━━━━━ 課題文 ━━━━━

WWEに参戦中の里村明衣子(41=センダイガールズ)が6月10日、NXT UK女子王座を獲得した。

WWEと言えば米プロレス団体だが、里村は英ロンドンを拠点にWWEレスラーとして活躍している。所属するNXT UKとは? 「WWEの世界」の第6回は、里村が女子の頂点に立ったNXT UKが存在する理由に迫る。

◇  ◇  ◇  ◇

ロンドン市内をバックにNXT UKベルトを掲げる里村の姿は、実に印象的だった。同王座を649日間も保持する最長記録を更新していた絶対王者ケイ・リー・レイ(28)を2度目の挑戦で撃破。「私の人生のハイライト」という気持ちが全身から漂っていた。女子王者としてクローズアップされているが、WWEとの契約はコーチ兼務。NXT UKの選手を育成する立場でもある。

18年に発足したNXT UK所属のレスラーたちは「WWE UKパフォーマンスセンター」と呼ばれる道場でトレーニングしている。19年1月にロンドン市内にオープン。WWEにとって米国外で初めての専用施設だ。WWEの掲げる世界戦略の目玉の1つとして設置され、5200平方メートル(約200坪)の施設にトレーニング用リング2つ、筋力トレーニングマシンなどの機器、映像コンテンツ制作用のエリアも整えられている。

━━━━━

_問題_:
**1)** 課題文の「WWEに参戦中の里村明衣子(41=センダ」で始まり「UKとは? 「WWEの世界」の第6回は、里村が女子の頂点に立ったNXT UKが存在する理由に迫る。」で終わる部分を、そのまま再現してもらえますか?
**2)** エントリの冒頭から始まり「annotate this image: element」を含む行で終わる範囲を、その両端の行も含めて一字一句違えずに書き出してくれますか?画像は答えに入れないでください。

━━━━━ 提供エントリ ━━━━━

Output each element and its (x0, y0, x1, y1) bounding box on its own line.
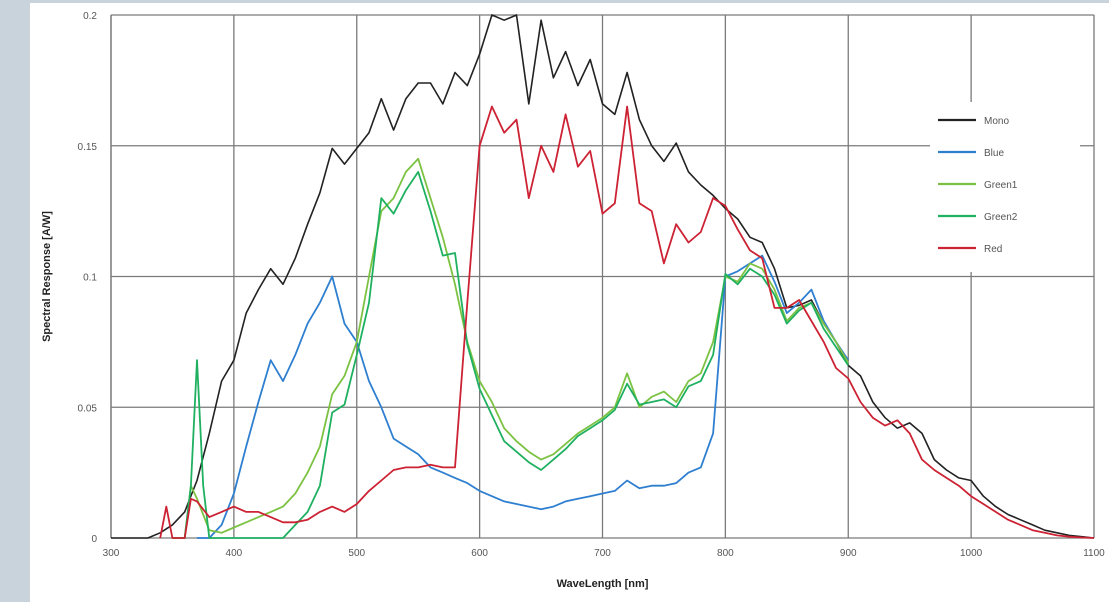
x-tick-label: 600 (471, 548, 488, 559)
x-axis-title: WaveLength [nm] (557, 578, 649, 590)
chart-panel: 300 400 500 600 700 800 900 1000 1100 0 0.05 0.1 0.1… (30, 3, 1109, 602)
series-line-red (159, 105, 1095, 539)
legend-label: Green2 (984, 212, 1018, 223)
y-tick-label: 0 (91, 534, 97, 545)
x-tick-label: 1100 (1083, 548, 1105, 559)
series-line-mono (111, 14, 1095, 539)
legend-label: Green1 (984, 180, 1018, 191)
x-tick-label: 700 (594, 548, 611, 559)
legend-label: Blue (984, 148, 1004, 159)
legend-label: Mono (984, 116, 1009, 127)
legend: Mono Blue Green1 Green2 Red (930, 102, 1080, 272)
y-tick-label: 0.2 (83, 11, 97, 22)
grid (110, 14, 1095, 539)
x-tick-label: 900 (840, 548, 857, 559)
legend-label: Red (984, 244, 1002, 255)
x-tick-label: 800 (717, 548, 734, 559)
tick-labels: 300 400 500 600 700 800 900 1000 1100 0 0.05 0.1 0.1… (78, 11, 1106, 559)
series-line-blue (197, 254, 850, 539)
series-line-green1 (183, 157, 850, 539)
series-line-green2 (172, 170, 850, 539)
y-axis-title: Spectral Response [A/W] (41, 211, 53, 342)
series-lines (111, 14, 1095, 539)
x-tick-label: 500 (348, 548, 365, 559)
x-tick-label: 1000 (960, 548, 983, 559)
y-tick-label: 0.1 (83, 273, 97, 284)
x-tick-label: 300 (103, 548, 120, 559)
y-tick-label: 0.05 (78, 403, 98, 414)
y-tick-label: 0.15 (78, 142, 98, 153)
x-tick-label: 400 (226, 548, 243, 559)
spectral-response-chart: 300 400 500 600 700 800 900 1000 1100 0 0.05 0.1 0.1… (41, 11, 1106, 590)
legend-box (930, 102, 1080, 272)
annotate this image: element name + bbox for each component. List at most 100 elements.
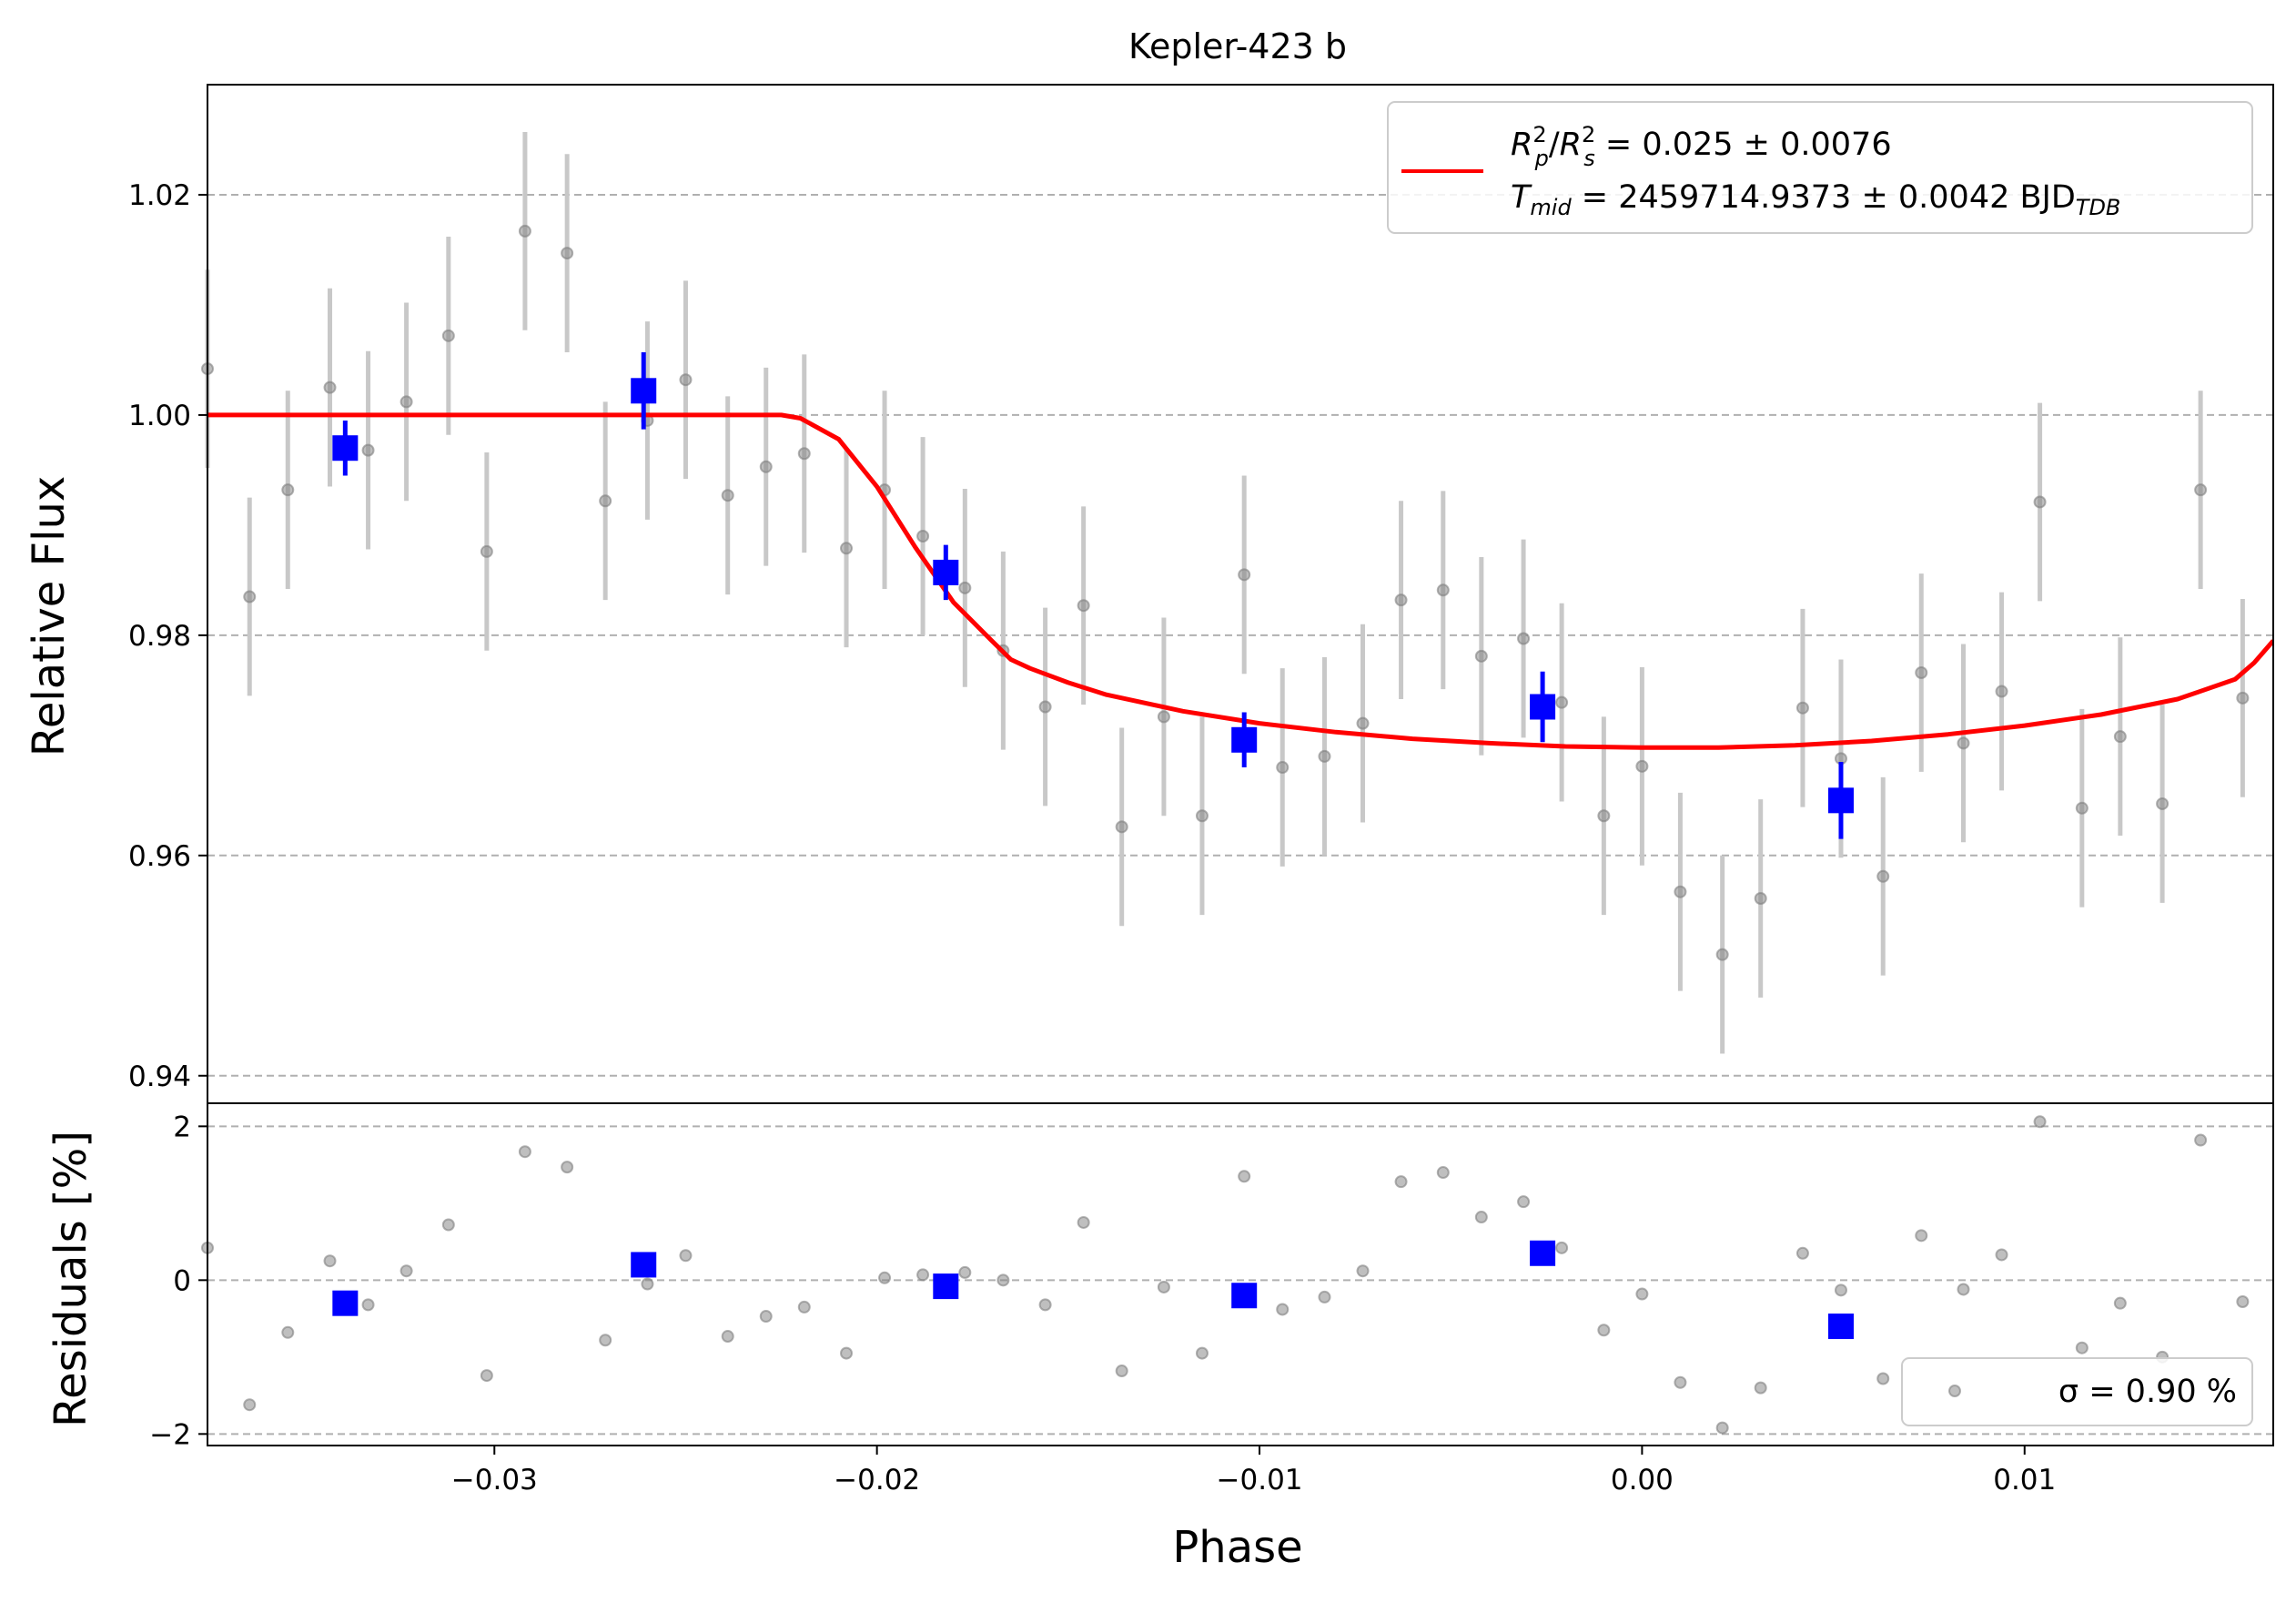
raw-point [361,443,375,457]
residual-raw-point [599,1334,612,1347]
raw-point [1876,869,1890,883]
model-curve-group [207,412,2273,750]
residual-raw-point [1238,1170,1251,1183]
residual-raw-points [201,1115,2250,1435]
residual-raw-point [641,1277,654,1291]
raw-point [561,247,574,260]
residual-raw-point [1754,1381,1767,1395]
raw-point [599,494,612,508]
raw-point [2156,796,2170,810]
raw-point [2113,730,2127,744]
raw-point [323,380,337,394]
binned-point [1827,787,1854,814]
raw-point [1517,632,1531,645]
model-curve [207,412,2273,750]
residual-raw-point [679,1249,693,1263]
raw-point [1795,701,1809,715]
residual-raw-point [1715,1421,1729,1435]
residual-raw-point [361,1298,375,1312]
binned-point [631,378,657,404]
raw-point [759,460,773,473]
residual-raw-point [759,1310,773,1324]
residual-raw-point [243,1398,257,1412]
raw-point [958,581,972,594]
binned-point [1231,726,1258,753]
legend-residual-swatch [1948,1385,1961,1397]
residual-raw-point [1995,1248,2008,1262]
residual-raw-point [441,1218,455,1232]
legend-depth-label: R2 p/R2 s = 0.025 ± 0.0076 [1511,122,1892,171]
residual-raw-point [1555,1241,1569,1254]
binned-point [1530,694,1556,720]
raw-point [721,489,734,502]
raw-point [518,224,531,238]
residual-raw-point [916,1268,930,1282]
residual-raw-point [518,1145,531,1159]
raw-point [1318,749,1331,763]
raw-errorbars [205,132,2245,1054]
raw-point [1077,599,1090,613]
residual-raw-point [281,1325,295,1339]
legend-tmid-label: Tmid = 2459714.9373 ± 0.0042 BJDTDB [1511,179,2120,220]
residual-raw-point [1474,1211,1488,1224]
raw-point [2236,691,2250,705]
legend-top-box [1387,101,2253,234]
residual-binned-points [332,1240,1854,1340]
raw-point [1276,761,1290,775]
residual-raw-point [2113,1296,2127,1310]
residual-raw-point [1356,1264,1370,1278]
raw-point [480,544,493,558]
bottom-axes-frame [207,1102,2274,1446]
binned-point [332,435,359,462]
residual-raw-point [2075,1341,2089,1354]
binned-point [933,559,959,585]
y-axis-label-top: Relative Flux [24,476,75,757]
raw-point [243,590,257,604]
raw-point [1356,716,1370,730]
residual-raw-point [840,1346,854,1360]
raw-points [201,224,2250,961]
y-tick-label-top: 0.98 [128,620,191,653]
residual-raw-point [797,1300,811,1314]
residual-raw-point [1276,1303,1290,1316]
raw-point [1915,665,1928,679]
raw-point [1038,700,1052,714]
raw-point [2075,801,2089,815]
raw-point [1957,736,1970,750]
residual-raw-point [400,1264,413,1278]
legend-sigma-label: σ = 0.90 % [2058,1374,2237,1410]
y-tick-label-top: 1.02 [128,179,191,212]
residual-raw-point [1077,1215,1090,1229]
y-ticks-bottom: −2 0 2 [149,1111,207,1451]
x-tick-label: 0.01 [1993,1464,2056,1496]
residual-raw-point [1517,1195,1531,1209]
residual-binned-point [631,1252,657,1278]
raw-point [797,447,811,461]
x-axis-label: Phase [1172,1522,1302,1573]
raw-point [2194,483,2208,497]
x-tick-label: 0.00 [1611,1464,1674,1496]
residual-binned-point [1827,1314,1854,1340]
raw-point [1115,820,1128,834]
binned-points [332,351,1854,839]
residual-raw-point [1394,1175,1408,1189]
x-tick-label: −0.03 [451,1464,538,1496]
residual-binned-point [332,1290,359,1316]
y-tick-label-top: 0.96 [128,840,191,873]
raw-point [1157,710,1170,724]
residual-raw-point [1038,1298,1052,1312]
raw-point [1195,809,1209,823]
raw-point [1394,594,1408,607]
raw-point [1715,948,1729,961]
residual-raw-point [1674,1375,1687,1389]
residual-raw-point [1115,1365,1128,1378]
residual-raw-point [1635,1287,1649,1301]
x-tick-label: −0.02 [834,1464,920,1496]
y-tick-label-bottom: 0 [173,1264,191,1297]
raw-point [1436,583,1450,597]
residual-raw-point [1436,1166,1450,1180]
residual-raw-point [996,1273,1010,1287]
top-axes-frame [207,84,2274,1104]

━━━━━

_設問別の解答_:
**1)**
WWEに参戦中の里村明衣子(41=センダイガールズ)が6月10日、NXT UK女子王座を獲得した。

WWEと言えば米プロレス団体だが、里村は英ロンドンを拠点にWWEレスラーとして活躍している。所属するNXT UKとは? 「WWEの世界」の第6回は、里村が女子の頂点に立ったNXT UKが存在する理由に迫る。

**2)**
Output each element and its (x0, y0, x1, y1) bounding box on its own line.
x-tick-label: 600 (471, 548, 488, 559)
x-axis-title: WaveLength [nm] (557, 578, 649, 590)
chart-panel: 300 400 500 600 700 800 900 1000 1100 0 0.05 0.1 0.1… (30, 3, 1109, 602)
series-line-red (159, 105, 1095, 539)
legend-label: Green2 (984, 212, 1018, 223)
y-tick-label: 0 (91, 534, 97, 545)
x-tick-label: 1100 (1083, 548, 1105, 559)
series-line-mono (111, 14, 1095, 539)
legend-label: Green1 (984, 180, 1018, 191)
x-tick-label: 700 (594, 548, 611, 559)
legend-label: Blue (984, 148, 1004, 159)
legend-label: Mono (984, 116, 1009, 127)
legend: Mono Blue Green1 Green2 Red (930, 102, 1080, 272)
y-tick-label: 0.2 (83, 11, 97, 22)
grid (110, 14, 1095, 539)
x-tick-label: 900 (840, 548, 857, 559)
legend-label: Red (984, 244, 1002, 255)
x-tick-label: 800 (717, 548, 734, 559)
tick-labels: 300 400 500 600 700 800 900 1000 1100 0 0.05 0.1 0.1… (78, 11, 1106, 559)
series-line-blue (197, 254, 850, 539)
series-line-green1 (183, 157, 850, 539)
series-line-green2 (172, 170, 850, 539)
y-axis-title: Spectral Response [A/W] (41, 211, 53, 342)
series-lines (111, 14, 1095, 539)
x-tick-label: 500 (348, 548, 365, 559)
x-tick-label: 1000 (960, 548, 983, 559)
y-tick-label: 0.1 (83, 273, 97, 284)
x-tick-label: 300 (103, 548, 120, 559)
y-tick-label: 0.05 (78, 403, 98, 414)
y-tick-label: 0.15 (78, 142, 98, 153)
x-tick-label: 400 (226, 548, 243, 559)
spectral-response-chart: 300 400 500 600 700 800 900 1000 1100 0 0.05 0.1 0.1… (41, 11, 1106, 590)
legend-box (930, 102, 1080, 272)
annotate this image: element name + bbox for each component. List at most 100 elements.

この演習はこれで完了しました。